> [AIM]:
Set down every entry word for word. Omit the pictures.

> [SUPPLIED RECORDS]:
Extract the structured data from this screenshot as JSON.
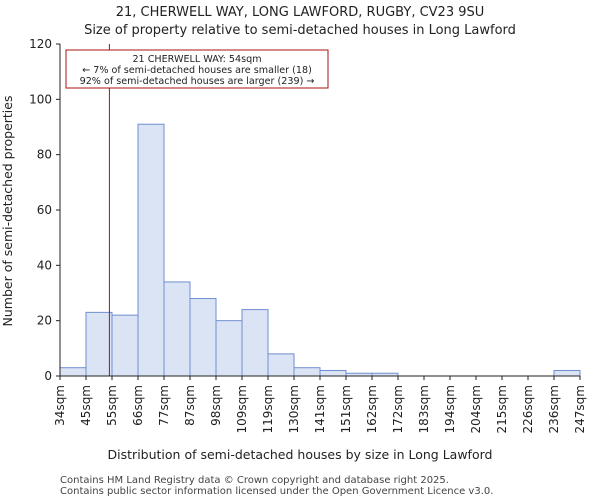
{
  "chart_data": {
    "type": "bar",
    "title": "21, CHERWELL WAY, LONG LAWFORD, RUGBY, CV23 9SU",
    "subtitle": "Size of property relative to semi-detached houses in Long Lawford",
    "xlabel": "Distribution of semi-detached houses by size in Long Lawford",
    "ylabel": "Number of semi-detached properties",
    "ylim": [
      0,
      120
    ],
    "yticks": [
      0,
      20,
      40,
      60,
      80,
      100,
      120
    ],
    "bin_edges": [
      "34sqm",
      "45sqm",
      "55sqm",
      "66sqm",
      "77sqm",
      "87sqm",
      "98sqm",
      "109sqm",
      "119sqm",
      "130sqm",
      "141sqm",
      "151sqm",
      "162sqm",
      "172sqm",
      "183sqm",
      "194sqm",
      "204sqm",
      "215sqm",
      "226sqm",
      "236sqm",
      "247sqm"
    ],
    "values": [
      3,
      23,
      22,
      91,
      34,
      28,
      20,
      24,
      8,
      3,
      2,
      1,
      1,
      0,
      0,
      0,
      0,
      0,
      0,
      2
    ],
    "property_marker": {
      "value_sqm": 54,
      "label": "21 CHERWELL WAY: 54sqm"
    },
    "annotation": {
      "line1": "21 CHERWELL WAY: 54sqm",
      "line2": "← 7% of semi-detached houses are smaller (18)",
      "line3": "92% of semi-detached houses are larger (239) →"
    },
    "colors": {
      "bar_fill": "#dbe4f5",
      "bar_stroke": "#6f8ed0",
      "marker": "#aa1111",
      "axis": "#222222"
    }
  },
  "footer": {
    "line1": "Contains HM Land Registry data © Crown copyright and database right 2025.",
    "line2": "Contains public sector information licensed under the Open Government Licence v3.0."
  }
}
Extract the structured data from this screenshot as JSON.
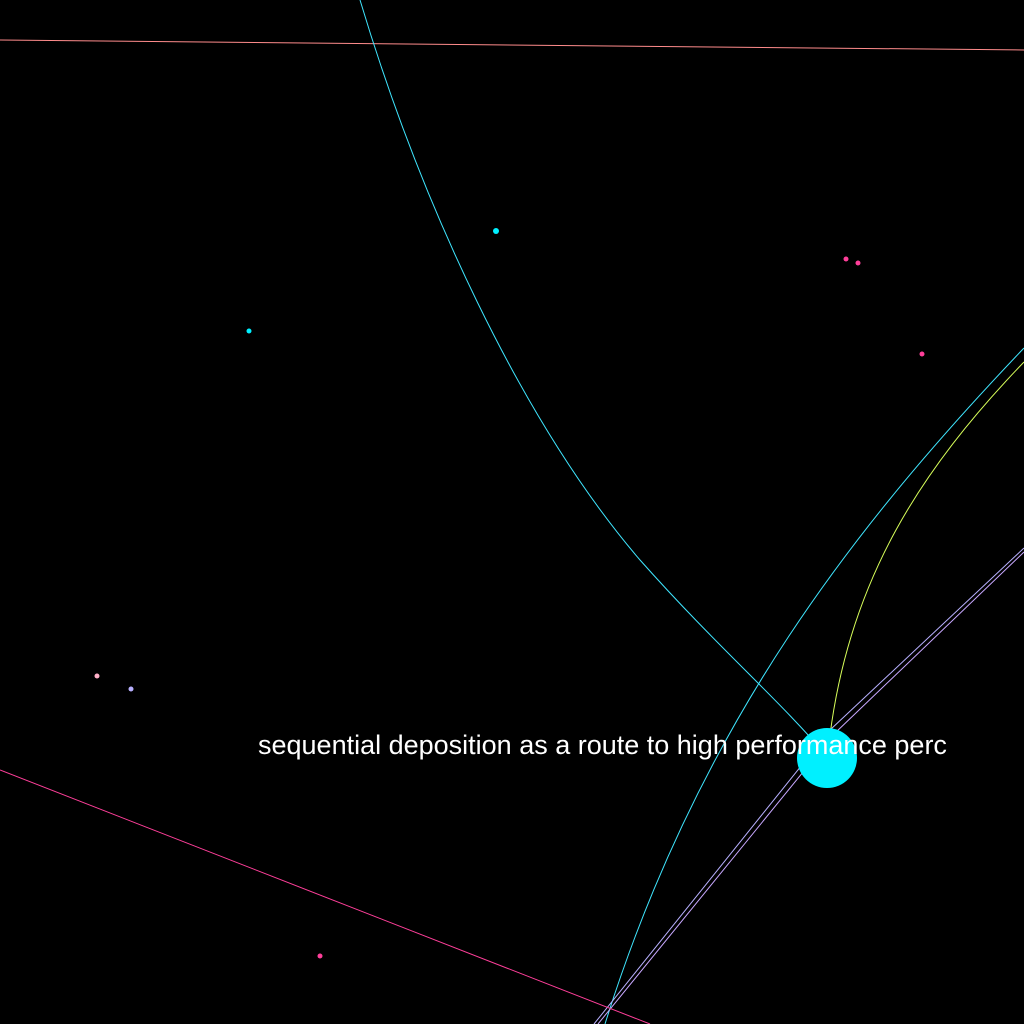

> [EXERCISE OUTPUT]:
Extract the structured data from this screenshot as JSON.
{
  "chart_data": {
    "type": "bar",
    "title": "21, CHERWELL WAY, LONG LAWFORD, RUGBY, CV23 9SU",
    "subtitle": "Size of property relative to semi-detached houses in Long Lawford",
    "xlabel": "Distribution of semi-detached houses by size in Long Lawford",
    "ylabel": "Number of semi-detached properties",
    "ylim": [
      0,
      120
    ],
    "yticks": [
      0,
      20,
      40,
      60,
      80,
      100,
      120
    ],
    "bin_edges": [
      "34sqm",
      "45sqm",
      "55sqm",
      "66sqm",
      "77sqm",
      "87sqm",
      "98sqm",
      "109sqm",
      "119sqm",
      "130sqm",
      "141sqm",
      "151sqm",
      "162sqm",
      "172sqm",
      "183sqm",
      "194sqm",
      "204sqm",
      "215sqm",
      "226sqm",
      "236sqm",
      "247sqm"
    ],
    "values": [
      3,
      23,
      22,
      91,
      34,
      28,
      20,
      24,
      8,
      3,
      2,
      1,
      1,
      0,
      0,
      0,
      0,
      0,
      0,
      2
    ],
    "property_marker": {
      "value_sqm": 54,
      "label": "21 CHERWELL WAY: 54sqm"
    },
    "annotation": {
      "line1": "21 CHERWELL WAY: 54sqm",
      "line2": "← 7% of semi-detached houses are smaller (18)",
      "line3": "92% of semi-detached houses are larger (239) →"
    },
    "colors": {
      "bar_fill": "#dbe4f5",
      "bar_stroke": "#6f8ed0",
      "marker": "#aa1111",
      "axis": "#222222"
    }
  },
  "footer": {
    "line1": "Contains HM Land Registry data © Crown copyright and database right 2025.",
    "line2": "Contains public sector information licensed under the Open Government Licence v3.0."
  }
}
Extract the structured data from this screenshot as JSON.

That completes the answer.